# Exercise prompt:
Write down every entry below once more, exactly.

--- start of Data listing ---

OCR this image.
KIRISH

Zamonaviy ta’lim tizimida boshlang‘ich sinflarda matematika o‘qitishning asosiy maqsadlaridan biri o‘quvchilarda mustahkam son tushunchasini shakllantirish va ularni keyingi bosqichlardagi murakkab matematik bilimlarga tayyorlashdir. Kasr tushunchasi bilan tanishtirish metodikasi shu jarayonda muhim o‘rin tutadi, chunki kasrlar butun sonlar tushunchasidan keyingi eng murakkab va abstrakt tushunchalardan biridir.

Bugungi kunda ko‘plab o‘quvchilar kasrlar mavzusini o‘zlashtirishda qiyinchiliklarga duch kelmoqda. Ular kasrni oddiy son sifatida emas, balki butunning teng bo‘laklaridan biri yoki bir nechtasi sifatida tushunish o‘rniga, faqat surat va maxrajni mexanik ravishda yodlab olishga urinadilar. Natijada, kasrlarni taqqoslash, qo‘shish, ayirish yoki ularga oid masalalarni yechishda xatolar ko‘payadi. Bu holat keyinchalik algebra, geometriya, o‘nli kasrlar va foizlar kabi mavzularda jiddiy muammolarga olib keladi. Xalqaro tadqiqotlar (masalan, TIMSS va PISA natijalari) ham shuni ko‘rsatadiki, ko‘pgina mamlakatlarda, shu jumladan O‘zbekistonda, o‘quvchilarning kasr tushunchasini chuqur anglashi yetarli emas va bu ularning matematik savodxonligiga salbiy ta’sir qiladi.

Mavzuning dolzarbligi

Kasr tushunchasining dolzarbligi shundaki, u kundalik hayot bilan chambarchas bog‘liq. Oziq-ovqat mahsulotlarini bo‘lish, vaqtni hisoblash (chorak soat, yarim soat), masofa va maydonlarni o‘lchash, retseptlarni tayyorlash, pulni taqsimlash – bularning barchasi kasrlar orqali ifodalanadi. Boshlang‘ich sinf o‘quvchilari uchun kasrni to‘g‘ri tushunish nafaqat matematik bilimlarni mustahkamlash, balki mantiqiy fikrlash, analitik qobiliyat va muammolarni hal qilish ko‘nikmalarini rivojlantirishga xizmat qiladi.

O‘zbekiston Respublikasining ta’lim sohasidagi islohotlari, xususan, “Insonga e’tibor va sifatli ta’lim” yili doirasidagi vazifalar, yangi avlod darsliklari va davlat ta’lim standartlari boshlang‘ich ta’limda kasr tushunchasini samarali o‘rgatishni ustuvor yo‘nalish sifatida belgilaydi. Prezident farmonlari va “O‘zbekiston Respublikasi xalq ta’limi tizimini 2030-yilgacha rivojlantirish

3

--- end of Data listing ---

# Exercise result:
OCR this image.
KIRISH

Zamonaviy ta’lim tizimida boshlang‘ich sinflarda matematika o‘qitishning asosiy maqsadlaridan biri o‘quvchilarda mustahkam son tushunchasini shakllantirish va ularni keyingi bosqichlardagi murakkab matematik bilimlarga tayyorlashdir. Kasr tushunchasi bilan tanishtirish metodikasi shu jarayonda muhim o‘rin tutadi, chunki kasrlar butun sonlar tushunchasidan keyingi eng murakkab va abstrakt tushunchalardan biridir.

Bugungi kunda ko‘plab o‘quvchilar kasrlar mavzusini o‘zlashtirishda qiyinchiliklarga duch kelmoqda. Ular kasrni oddiy son sifatida emas, balki butunning teng bo‘laklaridan biri yoki bir nechtasi sifatida tushunish o‘rniga, faqat surat va maxrajni mexanik ravishda yodlab olishga urinadilar. Natijada, kasrlarni taqqoslash, qo‘shish, ayirish yoki ularga oid masalalarni yechishda xatolar ko‘payadi. Bu holat keyinchalik algebra, geometriya, o‘nli kasrlar va foizlar kabi mavzularda jiddiy muammolarga olib keladi. Xalqaro tadqiqotlar (masalan, TIMSS va PISA natijalari) ham shuni ko‘rsatadiki, ko‘pgina mamlakatlarda, shu jumladan O‘zbekistonda, o‘quvchilarning kasr tushunchasini chuqur anglashi yetarli emas va bu ularning matematik savodxonligiga salbiy ta’sir qiladi.

Mavzuning dolzarbligi

Kasr tushunchasining dolzarbligi shundaki, u kundalik hayot bilan chambarchas bog‘liq. Oziq-ovqat mahsulotlarini bo‘lish, vaqtni hisoblash (chorak soat, yarim soat), masofa va maydonlarni o‘lchash, retseptlarni tayyorlash, pulni taqsimlash – bularning barchasi kasrlar orqali ifodalanadi. Boshlang‘ich sinf o‘quvchilari uchun kasrni to‘g‘ri tushunish nafaqat matematik bilimlarni mustahkamlash, balki mantiqiy fikrlash, analitik qobiliyat va muammolarni hal qilish ko‘nikmalarini rivojlantirishga xizmat qiladi.

O‘zbekiston Respublikasining ta’lim sohasidagi islohotlari, xususan, “Insonga e’tibor va sifatli ta’lim” yili doirasidagi vazifalar, yangi avlod darsliklari va davlat ta’lim standartlari boshlang‘ich ta’limda kasr tushunchasini samarali o‘rgatishni ustuvor yo‘nalish sifatida belgilaydi. Prezident farmonlari va “O‘zbekiston Respublikasi xalq ta’limi tizimini 2030-yilgacha rivojlantirish

3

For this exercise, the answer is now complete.